EXERCISE DETAILS:
Report how many lines in the records below contain the word "والدوحة". Give only the number.

— START ITEMS —

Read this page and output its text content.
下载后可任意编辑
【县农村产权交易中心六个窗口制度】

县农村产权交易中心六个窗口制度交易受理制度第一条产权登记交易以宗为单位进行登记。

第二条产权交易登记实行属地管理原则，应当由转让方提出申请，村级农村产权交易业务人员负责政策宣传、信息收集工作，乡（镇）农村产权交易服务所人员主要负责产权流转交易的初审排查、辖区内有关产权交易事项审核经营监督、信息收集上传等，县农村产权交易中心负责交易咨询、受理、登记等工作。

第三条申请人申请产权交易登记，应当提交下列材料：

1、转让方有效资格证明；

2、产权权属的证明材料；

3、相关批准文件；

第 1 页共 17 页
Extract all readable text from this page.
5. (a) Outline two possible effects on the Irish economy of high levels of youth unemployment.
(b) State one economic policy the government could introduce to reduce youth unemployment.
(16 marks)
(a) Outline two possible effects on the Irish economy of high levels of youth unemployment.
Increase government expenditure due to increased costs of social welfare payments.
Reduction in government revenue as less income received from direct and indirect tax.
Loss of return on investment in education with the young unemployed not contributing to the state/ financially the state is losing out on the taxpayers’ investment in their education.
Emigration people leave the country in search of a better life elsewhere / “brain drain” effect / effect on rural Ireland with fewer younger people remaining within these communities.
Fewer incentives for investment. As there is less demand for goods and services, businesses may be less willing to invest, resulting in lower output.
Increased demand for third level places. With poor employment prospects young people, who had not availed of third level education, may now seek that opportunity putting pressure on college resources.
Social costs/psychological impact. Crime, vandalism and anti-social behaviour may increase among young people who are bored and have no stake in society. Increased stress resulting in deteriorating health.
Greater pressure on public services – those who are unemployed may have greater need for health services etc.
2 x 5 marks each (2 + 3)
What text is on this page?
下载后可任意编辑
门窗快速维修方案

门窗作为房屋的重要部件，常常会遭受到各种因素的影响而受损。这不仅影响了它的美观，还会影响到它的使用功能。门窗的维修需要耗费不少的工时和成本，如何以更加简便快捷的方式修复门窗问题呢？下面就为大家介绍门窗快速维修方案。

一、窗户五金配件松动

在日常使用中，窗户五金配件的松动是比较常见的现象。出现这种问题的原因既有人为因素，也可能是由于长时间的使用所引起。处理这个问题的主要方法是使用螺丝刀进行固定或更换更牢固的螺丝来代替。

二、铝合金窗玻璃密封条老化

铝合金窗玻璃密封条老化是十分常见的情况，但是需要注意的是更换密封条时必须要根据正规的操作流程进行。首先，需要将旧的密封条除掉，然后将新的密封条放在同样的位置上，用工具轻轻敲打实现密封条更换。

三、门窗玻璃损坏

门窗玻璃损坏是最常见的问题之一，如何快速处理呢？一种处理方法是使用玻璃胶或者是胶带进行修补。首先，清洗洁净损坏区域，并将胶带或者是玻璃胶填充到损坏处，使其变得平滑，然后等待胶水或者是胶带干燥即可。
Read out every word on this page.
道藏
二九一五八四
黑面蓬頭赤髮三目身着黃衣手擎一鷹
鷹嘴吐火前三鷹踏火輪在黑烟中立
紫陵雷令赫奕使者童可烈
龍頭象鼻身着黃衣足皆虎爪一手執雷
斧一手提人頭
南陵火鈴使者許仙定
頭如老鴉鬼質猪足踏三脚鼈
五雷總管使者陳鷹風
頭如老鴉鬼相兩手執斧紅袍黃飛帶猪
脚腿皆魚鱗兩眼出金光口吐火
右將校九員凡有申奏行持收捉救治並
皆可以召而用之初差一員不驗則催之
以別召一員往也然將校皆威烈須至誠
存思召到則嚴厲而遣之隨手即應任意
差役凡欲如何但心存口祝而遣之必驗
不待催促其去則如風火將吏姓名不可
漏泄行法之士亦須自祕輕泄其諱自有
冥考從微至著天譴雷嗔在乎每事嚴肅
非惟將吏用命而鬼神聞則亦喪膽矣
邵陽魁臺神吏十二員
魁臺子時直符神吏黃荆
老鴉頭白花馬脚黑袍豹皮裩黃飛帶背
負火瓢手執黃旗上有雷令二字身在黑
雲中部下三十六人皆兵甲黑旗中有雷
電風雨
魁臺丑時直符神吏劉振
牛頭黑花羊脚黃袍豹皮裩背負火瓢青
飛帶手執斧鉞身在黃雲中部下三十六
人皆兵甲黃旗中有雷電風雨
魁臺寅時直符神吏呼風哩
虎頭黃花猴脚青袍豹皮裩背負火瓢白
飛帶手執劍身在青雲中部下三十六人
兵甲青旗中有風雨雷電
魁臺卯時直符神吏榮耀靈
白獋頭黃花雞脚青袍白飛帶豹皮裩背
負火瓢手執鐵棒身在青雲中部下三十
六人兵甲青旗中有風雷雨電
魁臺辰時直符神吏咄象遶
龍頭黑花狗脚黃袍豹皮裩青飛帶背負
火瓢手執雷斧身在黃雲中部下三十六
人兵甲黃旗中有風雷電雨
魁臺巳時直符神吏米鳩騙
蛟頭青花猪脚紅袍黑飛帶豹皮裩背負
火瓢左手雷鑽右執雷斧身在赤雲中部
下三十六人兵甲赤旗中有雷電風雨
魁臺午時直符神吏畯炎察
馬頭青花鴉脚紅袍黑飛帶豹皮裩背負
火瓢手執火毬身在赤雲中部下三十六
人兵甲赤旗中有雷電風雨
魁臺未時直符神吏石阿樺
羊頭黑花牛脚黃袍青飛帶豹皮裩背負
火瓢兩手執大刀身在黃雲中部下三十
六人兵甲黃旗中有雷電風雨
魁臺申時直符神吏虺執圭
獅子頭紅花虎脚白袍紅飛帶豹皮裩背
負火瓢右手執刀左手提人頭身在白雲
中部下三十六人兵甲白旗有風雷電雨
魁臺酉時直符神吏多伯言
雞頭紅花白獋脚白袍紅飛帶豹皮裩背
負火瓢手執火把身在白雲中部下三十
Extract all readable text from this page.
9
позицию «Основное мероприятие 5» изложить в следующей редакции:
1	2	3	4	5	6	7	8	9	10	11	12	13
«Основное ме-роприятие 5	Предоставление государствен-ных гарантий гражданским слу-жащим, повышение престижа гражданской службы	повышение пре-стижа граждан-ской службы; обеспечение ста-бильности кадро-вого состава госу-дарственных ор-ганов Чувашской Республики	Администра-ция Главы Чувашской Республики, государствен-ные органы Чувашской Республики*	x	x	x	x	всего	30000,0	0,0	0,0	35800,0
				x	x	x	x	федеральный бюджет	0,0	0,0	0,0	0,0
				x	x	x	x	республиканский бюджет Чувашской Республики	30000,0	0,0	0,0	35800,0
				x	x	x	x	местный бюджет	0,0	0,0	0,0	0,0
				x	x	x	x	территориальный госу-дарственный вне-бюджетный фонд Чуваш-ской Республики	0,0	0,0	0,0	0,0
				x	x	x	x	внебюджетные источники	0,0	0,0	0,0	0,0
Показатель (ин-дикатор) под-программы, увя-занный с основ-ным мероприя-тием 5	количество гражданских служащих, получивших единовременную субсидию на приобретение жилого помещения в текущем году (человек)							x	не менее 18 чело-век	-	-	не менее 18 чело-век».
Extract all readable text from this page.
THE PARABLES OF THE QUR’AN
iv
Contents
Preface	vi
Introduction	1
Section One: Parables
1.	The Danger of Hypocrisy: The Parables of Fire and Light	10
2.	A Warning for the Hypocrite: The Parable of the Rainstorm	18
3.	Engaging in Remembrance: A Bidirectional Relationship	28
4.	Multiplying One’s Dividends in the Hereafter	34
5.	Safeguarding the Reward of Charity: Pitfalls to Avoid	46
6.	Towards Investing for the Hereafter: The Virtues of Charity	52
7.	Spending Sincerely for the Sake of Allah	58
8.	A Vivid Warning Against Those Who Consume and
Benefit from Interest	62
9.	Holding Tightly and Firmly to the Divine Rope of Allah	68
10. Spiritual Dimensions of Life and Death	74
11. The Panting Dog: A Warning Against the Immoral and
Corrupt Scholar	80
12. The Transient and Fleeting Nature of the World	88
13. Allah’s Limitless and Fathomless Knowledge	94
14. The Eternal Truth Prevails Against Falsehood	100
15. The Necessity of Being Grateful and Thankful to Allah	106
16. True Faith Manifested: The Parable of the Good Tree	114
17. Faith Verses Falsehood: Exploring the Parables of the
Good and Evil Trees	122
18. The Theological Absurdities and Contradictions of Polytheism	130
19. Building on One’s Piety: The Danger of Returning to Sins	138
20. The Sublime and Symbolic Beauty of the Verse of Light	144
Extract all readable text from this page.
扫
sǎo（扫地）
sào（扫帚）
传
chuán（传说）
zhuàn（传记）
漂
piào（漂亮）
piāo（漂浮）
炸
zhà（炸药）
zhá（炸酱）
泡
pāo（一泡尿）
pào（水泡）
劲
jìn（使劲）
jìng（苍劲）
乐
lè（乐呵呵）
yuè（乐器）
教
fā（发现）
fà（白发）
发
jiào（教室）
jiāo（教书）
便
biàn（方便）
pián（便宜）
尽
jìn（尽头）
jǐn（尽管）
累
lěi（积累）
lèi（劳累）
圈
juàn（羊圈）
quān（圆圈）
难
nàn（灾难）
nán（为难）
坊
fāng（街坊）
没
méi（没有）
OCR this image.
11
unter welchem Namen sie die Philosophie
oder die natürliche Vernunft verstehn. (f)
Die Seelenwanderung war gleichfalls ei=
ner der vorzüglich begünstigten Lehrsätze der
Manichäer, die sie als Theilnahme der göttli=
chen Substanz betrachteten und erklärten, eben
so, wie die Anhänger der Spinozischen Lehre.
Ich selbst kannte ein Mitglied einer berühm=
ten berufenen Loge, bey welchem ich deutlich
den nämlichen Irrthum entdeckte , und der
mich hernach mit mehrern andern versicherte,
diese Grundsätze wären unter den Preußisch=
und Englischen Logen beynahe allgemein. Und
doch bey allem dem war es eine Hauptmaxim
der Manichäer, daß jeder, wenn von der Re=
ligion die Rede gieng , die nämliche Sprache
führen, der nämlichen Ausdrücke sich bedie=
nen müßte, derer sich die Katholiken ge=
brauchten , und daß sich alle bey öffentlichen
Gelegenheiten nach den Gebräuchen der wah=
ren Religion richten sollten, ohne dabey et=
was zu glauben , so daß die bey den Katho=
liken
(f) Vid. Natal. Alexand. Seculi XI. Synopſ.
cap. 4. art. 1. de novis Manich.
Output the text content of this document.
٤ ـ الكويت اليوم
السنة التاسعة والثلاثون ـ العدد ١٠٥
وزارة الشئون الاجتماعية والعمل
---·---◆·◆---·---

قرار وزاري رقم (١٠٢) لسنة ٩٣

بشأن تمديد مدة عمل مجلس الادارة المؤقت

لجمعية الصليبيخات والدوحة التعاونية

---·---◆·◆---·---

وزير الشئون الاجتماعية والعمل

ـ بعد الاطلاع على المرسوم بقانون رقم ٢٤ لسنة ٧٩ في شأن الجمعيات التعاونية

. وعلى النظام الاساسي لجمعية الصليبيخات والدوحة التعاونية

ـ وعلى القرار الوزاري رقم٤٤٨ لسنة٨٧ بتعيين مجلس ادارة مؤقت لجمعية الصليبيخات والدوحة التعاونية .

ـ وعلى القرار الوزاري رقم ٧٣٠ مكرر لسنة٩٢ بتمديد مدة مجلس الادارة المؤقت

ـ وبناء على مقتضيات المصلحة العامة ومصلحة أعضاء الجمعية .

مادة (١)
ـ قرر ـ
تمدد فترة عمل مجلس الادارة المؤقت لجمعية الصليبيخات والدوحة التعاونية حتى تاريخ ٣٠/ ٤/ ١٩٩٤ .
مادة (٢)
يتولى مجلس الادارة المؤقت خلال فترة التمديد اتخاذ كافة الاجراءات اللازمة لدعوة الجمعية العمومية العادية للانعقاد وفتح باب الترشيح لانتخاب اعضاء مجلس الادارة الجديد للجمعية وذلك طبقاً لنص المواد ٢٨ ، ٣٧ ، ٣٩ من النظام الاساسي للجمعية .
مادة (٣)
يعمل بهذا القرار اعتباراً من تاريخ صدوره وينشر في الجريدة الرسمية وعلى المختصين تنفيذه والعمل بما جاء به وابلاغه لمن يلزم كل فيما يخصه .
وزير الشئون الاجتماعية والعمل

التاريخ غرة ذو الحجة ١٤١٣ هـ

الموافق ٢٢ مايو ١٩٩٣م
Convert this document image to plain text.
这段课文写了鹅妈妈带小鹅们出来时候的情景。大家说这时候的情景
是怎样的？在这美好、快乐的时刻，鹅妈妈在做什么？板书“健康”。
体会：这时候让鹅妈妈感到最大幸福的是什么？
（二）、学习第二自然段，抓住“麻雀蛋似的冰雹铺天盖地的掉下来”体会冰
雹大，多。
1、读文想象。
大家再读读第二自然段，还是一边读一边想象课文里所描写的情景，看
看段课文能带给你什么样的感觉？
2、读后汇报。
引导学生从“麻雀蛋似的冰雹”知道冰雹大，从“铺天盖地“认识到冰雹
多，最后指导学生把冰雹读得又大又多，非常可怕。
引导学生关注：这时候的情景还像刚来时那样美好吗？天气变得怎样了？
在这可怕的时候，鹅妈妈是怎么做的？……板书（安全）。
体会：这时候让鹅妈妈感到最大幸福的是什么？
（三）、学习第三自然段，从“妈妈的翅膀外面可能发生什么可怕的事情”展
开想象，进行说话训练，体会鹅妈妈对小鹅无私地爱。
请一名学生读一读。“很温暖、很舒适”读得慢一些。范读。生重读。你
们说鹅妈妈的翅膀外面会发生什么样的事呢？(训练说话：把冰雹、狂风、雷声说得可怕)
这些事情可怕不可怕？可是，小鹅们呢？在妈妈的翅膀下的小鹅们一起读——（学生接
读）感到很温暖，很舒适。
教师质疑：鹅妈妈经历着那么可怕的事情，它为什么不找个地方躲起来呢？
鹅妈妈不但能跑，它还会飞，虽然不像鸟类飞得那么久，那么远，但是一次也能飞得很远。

— END ITEMS —

ANSWER TO THE PROBLEM:
4